[START Input data]

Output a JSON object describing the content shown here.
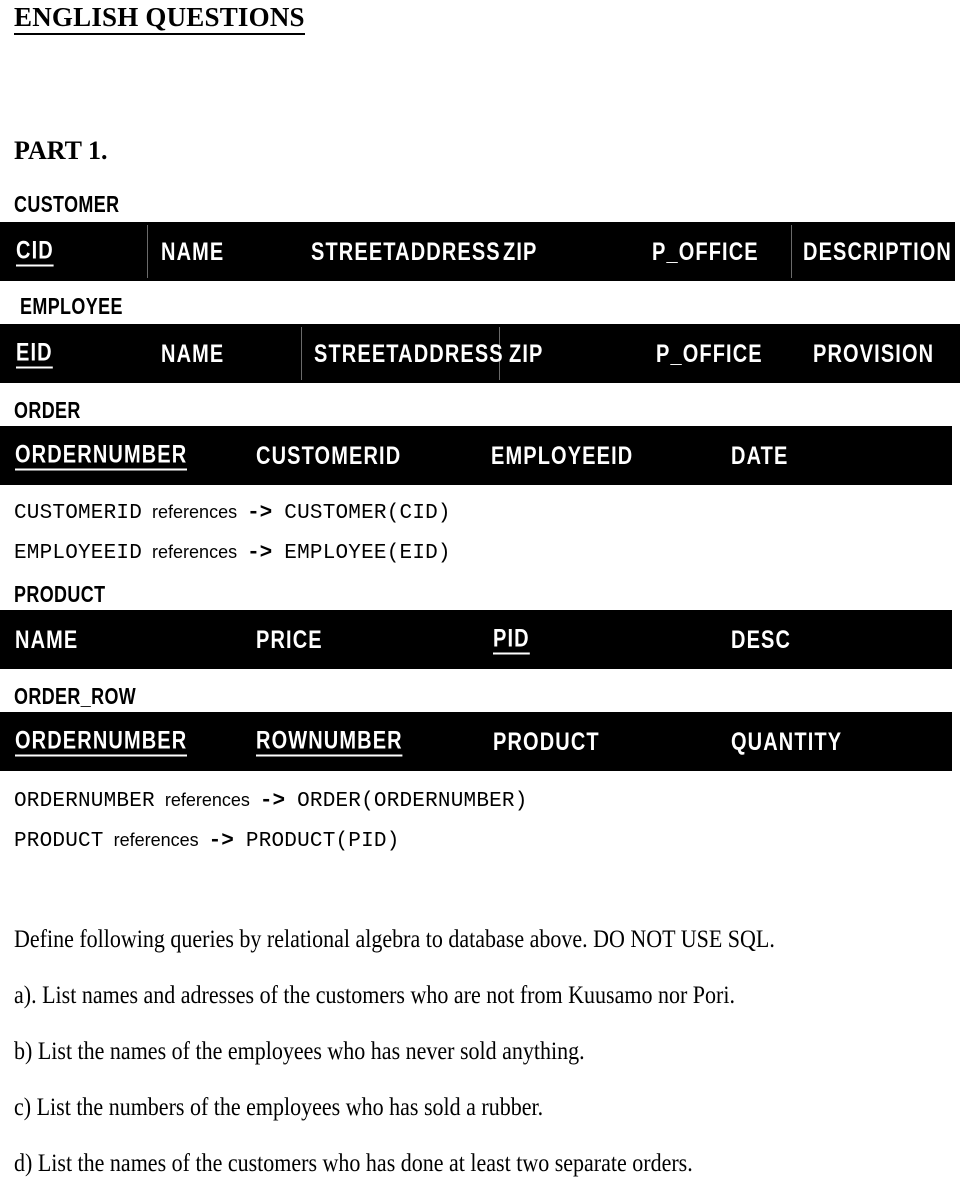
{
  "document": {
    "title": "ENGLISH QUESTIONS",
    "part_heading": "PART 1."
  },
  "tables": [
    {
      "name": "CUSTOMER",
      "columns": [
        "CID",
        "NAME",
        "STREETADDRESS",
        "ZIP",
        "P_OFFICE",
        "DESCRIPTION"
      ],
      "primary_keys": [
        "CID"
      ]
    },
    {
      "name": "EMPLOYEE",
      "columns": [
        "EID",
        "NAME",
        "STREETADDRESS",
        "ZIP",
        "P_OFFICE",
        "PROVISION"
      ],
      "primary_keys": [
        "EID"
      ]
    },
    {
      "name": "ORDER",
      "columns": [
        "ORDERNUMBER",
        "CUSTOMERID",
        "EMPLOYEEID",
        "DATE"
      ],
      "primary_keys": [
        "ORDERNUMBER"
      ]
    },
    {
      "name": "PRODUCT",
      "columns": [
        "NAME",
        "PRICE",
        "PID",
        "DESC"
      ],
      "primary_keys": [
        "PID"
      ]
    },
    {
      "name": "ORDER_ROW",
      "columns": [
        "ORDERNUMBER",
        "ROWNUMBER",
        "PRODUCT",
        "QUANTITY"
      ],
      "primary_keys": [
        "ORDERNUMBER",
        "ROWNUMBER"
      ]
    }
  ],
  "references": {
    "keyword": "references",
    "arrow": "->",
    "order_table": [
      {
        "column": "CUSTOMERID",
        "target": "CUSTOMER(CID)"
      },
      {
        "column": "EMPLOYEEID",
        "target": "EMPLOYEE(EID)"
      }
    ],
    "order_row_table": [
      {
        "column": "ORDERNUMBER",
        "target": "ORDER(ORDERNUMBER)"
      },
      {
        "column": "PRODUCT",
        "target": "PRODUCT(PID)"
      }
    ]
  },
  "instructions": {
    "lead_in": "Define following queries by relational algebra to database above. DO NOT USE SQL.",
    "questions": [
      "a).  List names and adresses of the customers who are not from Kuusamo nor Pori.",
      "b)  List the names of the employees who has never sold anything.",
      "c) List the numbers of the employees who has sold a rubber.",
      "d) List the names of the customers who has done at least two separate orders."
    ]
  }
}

[END Input data]

● The problem
Reproduce all entries without any change, and omit the pictures.

● In response
Output a JSON object describing the content shown here.
{
  "document": {
    "title": "ENGLISH QUESTIONS",
    "part_heading": "PART 1."
  },
  "tables": [
    {
      "name": "CUSTOMER",
      "columns": [
        "CID",
        "NAME",
        "STREETADDRESS",
        "ZIP",
        "P_OFFICE",
        "DESCRIPTION"
      ],
      "primary_keys": [
        "CID"
      ]
    },
    {
      "name": "EMPLOYEE",
      "columns": [
        "EID",
        "NAME",
        "STREETADDRESS",
        "ZIP",
        "P_OFFICE",
        "PROVISION"
      ],
      "primary_keys": [
        "EID"
      ]
    },
    {
      "name": "ORDER",
      "columns": [
        "ORDERNUMBER",
        "CUSTOMERID",
        "EMPLOYEEID",
        "DATE"
      ],
      "primary_keys": [
        "ORDERNUMBER"
      ]
    },
    {
      "name": "PRODUCT",
      "columns": [
        "NAME",
        "PRICE",
        "PID",
        "DESC"
      ],
      "primary_keys": [
        "PID"
      ]
    },
    {
      "name": "ORDER_ROW",
      "columns": [
        "ORDERNUMBER",
        "ROWNUMBER",
        "PRODUCT",
        "QUANTITY"
      ],
      "primary_keys": [
        "ORDERNUMBER",
        "ROWNUMBER"
      ]
    }
  ],
  "references": {
    "keyword": "references",
    "arrow": "->",
    "order_table": [
      {
        "column": "CUSTOMERID",
        "target": "CUSTOMER(CID)"
      },
      {
        "column": "EMPLOYEEID",
        "target": "EMPLOYEE(EID)"
      }
    ],
    "order_row_table": [
      {
        "column": "ORDERNUMBER",
        "target": "ORDER(ORDERNUMBER)"
      },
      {
        "column": "PRODUCT",
        "target": "PRODUCT(PID)"
      }
    ]
  },
  "instructions": {
    "lead_in": "Define following queries by relational algebra to database above. DO NOT USE SQL.",
    "questions": [
      "a).  List names and adresses of the customers who are not from Kuusamo nor Pori.",
      "b)  List the names of the employees who has never sold anything.",
      "c) List the numbers of the employees who has sold a rubber.",
      "d) List the names of the customers who has done at least two separate orders."
    ]
  }
}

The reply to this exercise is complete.